> Given exercise:
Transcribe every line exactly. Leave the pictures behind.

── Input ──

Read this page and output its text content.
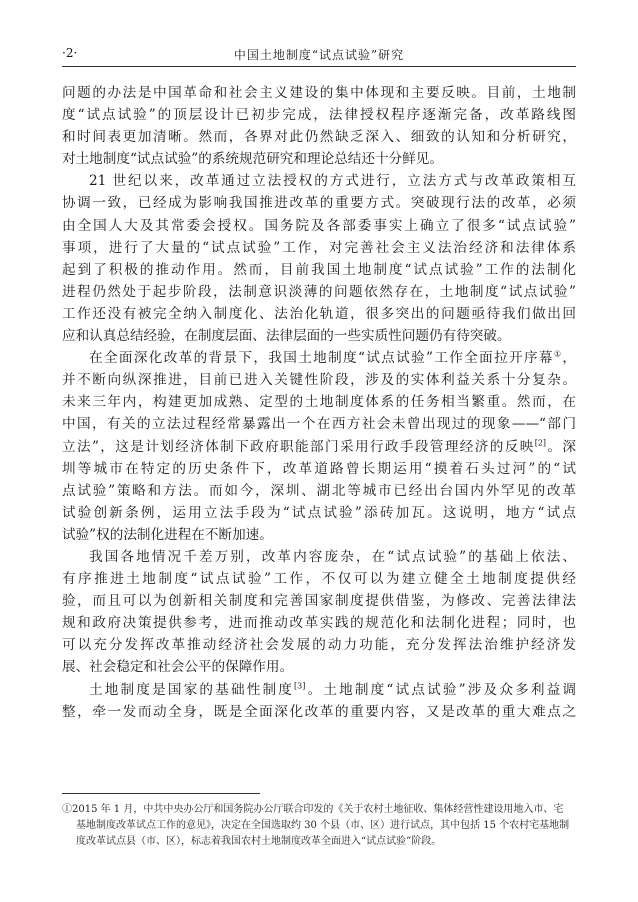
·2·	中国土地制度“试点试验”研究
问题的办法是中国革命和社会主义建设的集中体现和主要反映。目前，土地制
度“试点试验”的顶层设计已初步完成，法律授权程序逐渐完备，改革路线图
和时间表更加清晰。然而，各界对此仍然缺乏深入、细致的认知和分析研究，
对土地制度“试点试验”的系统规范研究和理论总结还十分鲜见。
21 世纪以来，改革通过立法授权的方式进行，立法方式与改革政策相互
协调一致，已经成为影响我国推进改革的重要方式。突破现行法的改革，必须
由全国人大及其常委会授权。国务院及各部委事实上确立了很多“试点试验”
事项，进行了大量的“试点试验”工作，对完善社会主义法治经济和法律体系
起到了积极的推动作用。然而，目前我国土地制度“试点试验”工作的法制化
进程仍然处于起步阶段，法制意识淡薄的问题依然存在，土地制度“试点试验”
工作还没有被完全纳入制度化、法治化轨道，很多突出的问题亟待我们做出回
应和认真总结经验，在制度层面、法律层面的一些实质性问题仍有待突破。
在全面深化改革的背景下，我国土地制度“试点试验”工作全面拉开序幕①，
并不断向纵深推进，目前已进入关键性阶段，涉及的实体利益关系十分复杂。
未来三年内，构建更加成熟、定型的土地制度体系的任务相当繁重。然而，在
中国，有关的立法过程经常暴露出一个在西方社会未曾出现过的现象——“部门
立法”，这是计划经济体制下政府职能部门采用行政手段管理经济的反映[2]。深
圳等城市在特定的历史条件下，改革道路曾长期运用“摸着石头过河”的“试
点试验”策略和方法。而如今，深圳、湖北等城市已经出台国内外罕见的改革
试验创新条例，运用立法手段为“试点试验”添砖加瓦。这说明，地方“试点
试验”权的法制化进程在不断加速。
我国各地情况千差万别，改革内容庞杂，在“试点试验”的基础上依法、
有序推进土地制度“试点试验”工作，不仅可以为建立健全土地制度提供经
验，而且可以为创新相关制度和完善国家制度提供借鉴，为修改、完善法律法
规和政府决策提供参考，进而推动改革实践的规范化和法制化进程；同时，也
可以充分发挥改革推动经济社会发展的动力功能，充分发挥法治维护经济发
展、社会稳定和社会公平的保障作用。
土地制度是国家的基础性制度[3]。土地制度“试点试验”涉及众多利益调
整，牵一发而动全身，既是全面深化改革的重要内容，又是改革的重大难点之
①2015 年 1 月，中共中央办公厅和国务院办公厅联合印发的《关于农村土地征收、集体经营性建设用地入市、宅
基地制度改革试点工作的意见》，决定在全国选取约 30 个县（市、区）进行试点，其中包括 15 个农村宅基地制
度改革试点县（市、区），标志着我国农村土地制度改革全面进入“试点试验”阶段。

───

> Solution to this task:
Read this page and output its text content.
·2·	中国土地制度“试点试验”研究
问题的办法是中国革命和社会主义建设的集中体现和主要反映。目前，土地制
度“试点试验”的顶层设计已初步完成，法律授权程序逐渐完备，改革路线图
和时间表更加清晰。然而，各界对此仍然缺乏深入、细致的认知和分析研究，
对土地制度“试点试验”的系统规范研究和理论总结还十分鲜见。
21 世纪以来，改革通过立法授权的方式进行，立法方式与改革政策相互
协调一致，已经成为影响我国推进改革的重要方式。突破现行法的改革，必须
由全国人大及其常委会授权。国务院及各部委事实上确立了很多“试点试验”
事项，进行了大量的“试点试验”工作，对完善社会主义法治经济和法律体系
起到了积极的推动作用。然而，目前我国土地制度“试点试验”工作的法制化
进程仍然处于起步阶段，法制意识淡薄的问题依然存在，土地制度“试点试验”
工作还没有被完全纳入制度化、法治化轨道，很多突出的问题亟待我们做出回
应和认真总结经验，在制度层面、法律层面的一些实质性问题仍有待突破。
在全面深化改革的背景下，我国土地制度“试点试验”工作全面拉开序幕①，
并不断向纵深推进，目前已进入关键性阶段，涉及的实体利益关系十分复杂。
未来三年内，构建更加成熟、定型的土地制度体系的任务相当繁重。然而，在
中国，有关的立法过程经常暴露出一个在西方社会未曾出现过的现象——“部门
立法”，这是计划经济体制下政府职能部门采用行政手段管理经济的反映[2]。深
圳等城市在特定的历史条件下，改革道路曾长期运用“摸着石头过河”的“试
点试验”策略和方法。而如今，深圳、湖北等城市已经出台国内外罕见的改革
试验创新条例，运用立法手段为“试点试验”添砖加瓦。这说明，地方“试点
试验”权的法制化进程在不断加速。
我国各地情况千差万别，改革内容庞杂，在“试点试验”的基础上依法、
有序推进土地制度“试点试验”工作，不仅可以为建立健全土地制度提供经
验，而且可以为创新相关制度和完善国家制度提供借鉴，为修改、完善法律法
规和政府决策提供参考，进而推动改革实践的规范化和法制化进程；同时，也
可以充分发挥改革推动经济社会发展的动力功能，充分发挥法治维护经济发
展、社会稳定和社会公平的保障作用。
土地制度是国家的基础性制度[3]。土地制度“试点试验”涉及众多利益调
整，牵一发而动全身，既是全面深化改革的重要内容，又是改革的重大难点之
①2015 年 1 月，中共中央办公厅和国务院办公厅联合印发的《关于农村土地征收、集体经营性建设用地入市、宅
基地制度改革试点工作的意见》，决定在全国选取约 30 个县（市、区）进行试点，其中包括 15 个农村宅基地制
度改革试点县（市、区），标志着我国农村土地制度改革全面进入“试点试验”阶段。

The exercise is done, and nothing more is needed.